◆ Task details ◆
All of the material below is to be retyped exactly.

++++++++

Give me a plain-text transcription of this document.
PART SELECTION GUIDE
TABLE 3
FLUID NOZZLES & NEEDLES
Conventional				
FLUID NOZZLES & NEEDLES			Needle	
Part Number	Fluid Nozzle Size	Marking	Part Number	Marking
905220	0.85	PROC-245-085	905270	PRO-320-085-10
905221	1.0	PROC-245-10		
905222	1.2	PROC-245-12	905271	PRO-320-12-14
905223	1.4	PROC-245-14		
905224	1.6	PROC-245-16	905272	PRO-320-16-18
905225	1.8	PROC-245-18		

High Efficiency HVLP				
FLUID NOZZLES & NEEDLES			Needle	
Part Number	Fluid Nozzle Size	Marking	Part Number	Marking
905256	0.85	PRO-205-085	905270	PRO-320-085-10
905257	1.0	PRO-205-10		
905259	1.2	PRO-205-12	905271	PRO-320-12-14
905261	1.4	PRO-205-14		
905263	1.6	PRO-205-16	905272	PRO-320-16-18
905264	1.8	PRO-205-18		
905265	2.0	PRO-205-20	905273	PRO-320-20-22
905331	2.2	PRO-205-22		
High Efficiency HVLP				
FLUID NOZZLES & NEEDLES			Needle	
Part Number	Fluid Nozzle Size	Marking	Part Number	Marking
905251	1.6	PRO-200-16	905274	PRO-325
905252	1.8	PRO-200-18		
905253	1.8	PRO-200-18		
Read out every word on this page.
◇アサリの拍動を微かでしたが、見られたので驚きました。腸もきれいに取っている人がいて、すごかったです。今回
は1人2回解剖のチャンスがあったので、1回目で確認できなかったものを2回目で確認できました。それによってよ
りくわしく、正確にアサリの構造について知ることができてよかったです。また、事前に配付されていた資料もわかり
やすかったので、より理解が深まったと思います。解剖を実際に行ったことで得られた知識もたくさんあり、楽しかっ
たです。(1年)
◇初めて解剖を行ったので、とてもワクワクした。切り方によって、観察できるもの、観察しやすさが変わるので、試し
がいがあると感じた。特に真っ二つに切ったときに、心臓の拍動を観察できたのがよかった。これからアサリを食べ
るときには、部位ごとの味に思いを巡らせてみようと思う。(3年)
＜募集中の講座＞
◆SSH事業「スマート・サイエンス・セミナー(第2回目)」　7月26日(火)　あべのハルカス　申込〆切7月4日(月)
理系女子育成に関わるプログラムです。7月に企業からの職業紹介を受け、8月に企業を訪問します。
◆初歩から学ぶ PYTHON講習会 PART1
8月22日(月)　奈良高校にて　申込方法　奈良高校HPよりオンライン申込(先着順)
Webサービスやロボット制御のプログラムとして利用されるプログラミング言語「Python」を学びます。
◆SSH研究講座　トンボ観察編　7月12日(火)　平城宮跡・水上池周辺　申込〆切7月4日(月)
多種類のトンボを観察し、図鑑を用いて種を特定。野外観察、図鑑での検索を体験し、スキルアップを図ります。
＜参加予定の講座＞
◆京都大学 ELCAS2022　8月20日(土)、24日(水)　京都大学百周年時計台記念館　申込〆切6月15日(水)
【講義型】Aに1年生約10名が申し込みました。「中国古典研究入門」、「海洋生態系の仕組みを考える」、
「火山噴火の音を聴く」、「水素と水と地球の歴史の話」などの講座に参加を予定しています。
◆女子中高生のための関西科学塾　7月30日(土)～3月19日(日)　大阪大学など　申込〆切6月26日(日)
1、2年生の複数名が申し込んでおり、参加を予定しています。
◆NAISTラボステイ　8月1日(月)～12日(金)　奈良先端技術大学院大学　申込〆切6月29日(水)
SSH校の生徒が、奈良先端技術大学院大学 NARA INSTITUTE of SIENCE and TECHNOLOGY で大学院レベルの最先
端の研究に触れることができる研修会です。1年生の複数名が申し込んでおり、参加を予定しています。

++++++++

◆ Answer to this problem ◆
Give me a plain-text transcription of this document.
PART SELECTION GUIDE
TABLE 3
FLUID NOZZLES & NEEDLES
Conventional				
FLUID NOZZLES & NEEDLES			Needle	
Part Number	Fluid Nozzle Size	Marking	Part Number	Marking
905220	0.85	PROC-245-085	905270	PRO-320-085-10
905221	1.0	PROC-245-10		
905222	1.2	PROC-245-12	905271	PRO-320-12-14
905223	1.4	PROC-245-14		
905224	1.6	PROC-245-16	905272	PRO-320-16-18
905225	1.8	PROC-245-18		

High Efficiency HVLP				
FLUID NOZZLES & NEEDLES			Needle	
Part Number	Fluid Nozzle Size	Marking	Part Number	Marking
905256	0.85	PRO-205-085	905270	PRO-320-085-10
905257	1.0	PRO-205-10		
905259	1.2	PRO-205-12	905271	PRO-320-12-14
905261	1.4	PRO-205-14		
905263	1.6	PRO-205-16	905272	PRO-320-16-18
905264	1.8	PRO-205-18		
905265	2.0	PRO-205-20	905273	PRO-320-20-22
905331	2.2	PRO-205-22		
High Efficiency HVLP				
FLUID NOZZLES & NEEDLES			Needle	
Part Number	Fluid Nozzle Size	Marking	Part Number	Marking
905251	1.6	PRO-200-16	905274	PRO-325
905252	1.8	PRO-200-18		
905253	1.8	PRO-200-18		
Read out every word on this page.
◇アサリの拍動を微かでしたが、見られたので驚きました。腸もきれいに取っている人がいて、すごかったです。今回
は1人2回解剖のチャンスがあったので、1回目で確認できなかったものを2回目で確認できました。それによってよ
りくわしく、正確にアサリの構造について知ることができてよかったです。また、事前に配付されていた資料もわかり
やすかったので、より理解が深まったと思います。解剖を実際に行ったことで得られた知識もたくさんあり、楽しかっ
たです。(1年)
◇初めて解剖を行ったので、とてもワクワクした。切り方によって、観察できるもの、観察しやすさが変わるので、試し
がいがあると感じた。特に真っ二つに切ったときに、心臓の拍動を観察できたのがよかった。これからアサリを食べ
るときには、部位ごとの味に思いを巡らせてみようと思う。(3年)
＜募集中の講座＞
◆SSH事業「スマート・サイエンス・セミナー(第2回目)」　7月26日(火)　あべのハルカス　申込〆切7月4日(月)
理系女子育成に関わるプログラムです。7月に企業からの職業紹介を受け、8月に企業を訪問します。
◆初歩から学ぶ PYTHON講習会 PART1
8月22日(月)　奈良高校にて　申込方法　奈良高校HPよりオンライン申込(先着順)
Webサービスやロボット制御のプログラムとして利用されるプログラミング言語「Python」を学びます。
◆SSH研究講座　トンボ観察編　7月12日(火)　平城宮跡・水上池周辺　申込〆切7月4日(月)
多種類のトンボを観察し、図鑑を用いて種を特定。野外観察、図鑑での検索を体験し、スキルアップを図ります。
＜参加予定の講座＞
◆京都大学 ELCAS2022　8月20日(土)、24日(水)　京都大学百周年時計台記念館　申込〆切6月15日(水)
【講義型】Aに1年生約10名が申し込みました。「中国古典研究入門」、「海洋生態系の仕組みを考える」、
「火山噴火の音を聴く」、「水素と水と地球の歴史の話」などの講座に参加を予定しています。
◆女子中高生のための関西科学塾　7月30日(土)～3月19日(日)　大阪大学など　申込〆切6月26日(日)
1、2年生の複数名が申し込んでおり、参加を予定しています。
◆NAISTラボステイ　8月1日(月)～12日(金)　奈良先端技術大学院大学　申込〆切6月29日(水)
SSH校の生徒が、奈良先端技術大学院大学 NARA INSTITUTE of SIENCE and TECHNOLOGY で大学院レベルの最先
端の研究に触れることができる研修会です。1年生の複数名が申し込んでおり、参加を予定しています。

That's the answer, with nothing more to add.